(Stored data entries)
•••

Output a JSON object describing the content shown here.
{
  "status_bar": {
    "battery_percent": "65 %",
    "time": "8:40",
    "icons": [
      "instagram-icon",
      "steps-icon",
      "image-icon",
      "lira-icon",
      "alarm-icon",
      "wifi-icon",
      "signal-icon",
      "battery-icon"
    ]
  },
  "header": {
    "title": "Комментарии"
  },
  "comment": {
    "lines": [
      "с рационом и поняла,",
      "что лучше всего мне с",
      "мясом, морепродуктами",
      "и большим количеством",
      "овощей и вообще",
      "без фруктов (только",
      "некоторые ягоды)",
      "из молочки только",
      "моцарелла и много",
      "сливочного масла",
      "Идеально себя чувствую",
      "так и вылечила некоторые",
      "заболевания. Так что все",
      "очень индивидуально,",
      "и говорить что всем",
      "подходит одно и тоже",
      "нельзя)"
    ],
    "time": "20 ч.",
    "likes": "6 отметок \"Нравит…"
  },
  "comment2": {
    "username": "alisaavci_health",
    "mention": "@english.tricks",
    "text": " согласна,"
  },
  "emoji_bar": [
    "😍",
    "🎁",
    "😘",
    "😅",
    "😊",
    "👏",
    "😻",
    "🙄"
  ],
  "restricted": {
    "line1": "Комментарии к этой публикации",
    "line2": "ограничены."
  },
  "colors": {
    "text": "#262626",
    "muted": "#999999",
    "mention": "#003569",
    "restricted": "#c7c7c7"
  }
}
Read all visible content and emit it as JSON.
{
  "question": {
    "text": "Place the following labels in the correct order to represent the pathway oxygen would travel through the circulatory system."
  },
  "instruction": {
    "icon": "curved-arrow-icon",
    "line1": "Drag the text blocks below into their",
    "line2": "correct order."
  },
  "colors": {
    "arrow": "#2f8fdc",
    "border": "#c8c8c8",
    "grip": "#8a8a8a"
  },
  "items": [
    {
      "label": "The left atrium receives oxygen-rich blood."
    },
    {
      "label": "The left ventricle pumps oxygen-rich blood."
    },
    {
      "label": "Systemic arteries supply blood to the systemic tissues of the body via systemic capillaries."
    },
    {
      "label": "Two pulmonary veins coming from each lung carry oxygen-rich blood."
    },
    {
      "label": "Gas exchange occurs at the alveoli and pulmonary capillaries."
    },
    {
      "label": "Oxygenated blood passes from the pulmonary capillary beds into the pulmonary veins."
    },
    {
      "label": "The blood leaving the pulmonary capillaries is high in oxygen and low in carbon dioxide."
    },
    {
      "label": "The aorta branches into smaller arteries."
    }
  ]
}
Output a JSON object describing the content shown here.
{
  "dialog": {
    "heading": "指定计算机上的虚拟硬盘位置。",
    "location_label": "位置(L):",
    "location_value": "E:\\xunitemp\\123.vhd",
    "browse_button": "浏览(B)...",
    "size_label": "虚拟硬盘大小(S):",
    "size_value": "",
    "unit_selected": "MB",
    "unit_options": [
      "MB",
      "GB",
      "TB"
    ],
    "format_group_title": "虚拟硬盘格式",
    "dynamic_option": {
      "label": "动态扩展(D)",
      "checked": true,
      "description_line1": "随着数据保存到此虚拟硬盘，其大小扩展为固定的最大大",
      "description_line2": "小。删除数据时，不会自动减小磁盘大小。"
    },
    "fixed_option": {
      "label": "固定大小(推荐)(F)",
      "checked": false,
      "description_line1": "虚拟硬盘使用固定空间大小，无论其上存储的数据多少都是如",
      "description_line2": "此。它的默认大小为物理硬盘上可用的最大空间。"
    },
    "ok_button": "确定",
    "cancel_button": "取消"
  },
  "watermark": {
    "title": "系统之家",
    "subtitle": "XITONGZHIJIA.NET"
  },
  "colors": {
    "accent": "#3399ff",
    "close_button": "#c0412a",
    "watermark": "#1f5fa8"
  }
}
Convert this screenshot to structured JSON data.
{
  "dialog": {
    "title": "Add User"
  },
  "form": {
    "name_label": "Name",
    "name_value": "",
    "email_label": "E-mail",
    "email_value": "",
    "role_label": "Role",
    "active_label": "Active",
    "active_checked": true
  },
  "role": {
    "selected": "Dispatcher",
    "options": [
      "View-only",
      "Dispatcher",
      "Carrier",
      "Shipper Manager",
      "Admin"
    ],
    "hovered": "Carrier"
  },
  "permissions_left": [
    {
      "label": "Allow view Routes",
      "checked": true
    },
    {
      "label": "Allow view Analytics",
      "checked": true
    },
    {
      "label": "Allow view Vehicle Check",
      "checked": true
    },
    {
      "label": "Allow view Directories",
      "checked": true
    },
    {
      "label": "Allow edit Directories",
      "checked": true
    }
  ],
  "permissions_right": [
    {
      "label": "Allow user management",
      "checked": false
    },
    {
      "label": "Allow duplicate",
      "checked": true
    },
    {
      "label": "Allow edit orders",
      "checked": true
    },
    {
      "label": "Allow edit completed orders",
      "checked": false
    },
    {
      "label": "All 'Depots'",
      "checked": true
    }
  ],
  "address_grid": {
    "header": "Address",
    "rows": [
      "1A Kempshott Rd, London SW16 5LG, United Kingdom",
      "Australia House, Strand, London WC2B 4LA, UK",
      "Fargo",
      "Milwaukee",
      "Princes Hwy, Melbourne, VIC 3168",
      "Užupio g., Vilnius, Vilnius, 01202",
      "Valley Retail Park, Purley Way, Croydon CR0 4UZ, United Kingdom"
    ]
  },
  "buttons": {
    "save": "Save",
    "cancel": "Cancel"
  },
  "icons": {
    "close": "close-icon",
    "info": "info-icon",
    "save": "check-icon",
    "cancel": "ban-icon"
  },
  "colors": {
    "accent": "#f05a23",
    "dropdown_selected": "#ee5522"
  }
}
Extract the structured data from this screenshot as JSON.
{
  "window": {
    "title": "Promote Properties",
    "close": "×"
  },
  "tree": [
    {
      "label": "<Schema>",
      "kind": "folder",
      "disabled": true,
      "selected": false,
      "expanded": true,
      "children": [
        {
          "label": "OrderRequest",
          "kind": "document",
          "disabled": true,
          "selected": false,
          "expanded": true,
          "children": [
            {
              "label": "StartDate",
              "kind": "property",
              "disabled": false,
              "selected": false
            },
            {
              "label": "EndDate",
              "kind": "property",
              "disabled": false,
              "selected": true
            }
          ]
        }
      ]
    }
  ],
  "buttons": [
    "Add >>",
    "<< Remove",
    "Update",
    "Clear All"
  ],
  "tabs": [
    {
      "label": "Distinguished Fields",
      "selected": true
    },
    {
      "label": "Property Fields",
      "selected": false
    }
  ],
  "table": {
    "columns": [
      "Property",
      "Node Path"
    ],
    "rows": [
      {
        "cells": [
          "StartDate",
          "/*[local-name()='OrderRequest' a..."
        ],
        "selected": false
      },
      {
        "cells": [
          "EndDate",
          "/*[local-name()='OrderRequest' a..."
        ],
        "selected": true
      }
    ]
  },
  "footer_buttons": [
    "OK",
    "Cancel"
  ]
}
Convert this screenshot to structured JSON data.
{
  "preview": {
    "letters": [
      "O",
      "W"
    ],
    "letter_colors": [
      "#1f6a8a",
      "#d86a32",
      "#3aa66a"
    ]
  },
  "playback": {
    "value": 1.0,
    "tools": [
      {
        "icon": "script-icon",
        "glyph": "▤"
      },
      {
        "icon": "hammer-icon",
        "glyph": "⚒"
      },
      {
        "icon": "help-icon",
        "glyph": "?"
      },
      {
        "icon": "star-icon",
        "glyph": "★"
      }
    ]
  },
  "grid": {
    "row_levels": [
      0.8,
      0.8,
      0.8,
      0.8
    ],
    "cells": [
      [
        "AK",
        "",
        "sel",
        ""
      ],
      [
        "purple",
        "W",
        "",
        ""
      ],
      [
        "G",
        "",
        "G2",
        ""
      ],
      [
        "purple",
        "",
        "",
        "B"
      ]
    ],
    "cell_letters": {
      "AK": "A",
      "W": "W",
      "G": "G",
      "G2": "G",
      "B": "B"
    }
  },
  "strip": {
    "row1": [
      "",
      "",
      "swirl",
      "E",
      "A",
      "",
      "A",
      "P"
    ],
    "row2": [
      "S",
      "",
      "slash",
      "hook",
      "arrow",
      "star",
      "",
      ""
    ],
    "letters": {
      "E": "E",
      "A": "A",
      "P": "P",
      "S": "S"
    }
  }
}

•••

EXERCISE DIRECTIONS: Give solely the number of lines in the data that contain the string "text".

TASK ANSWER: 4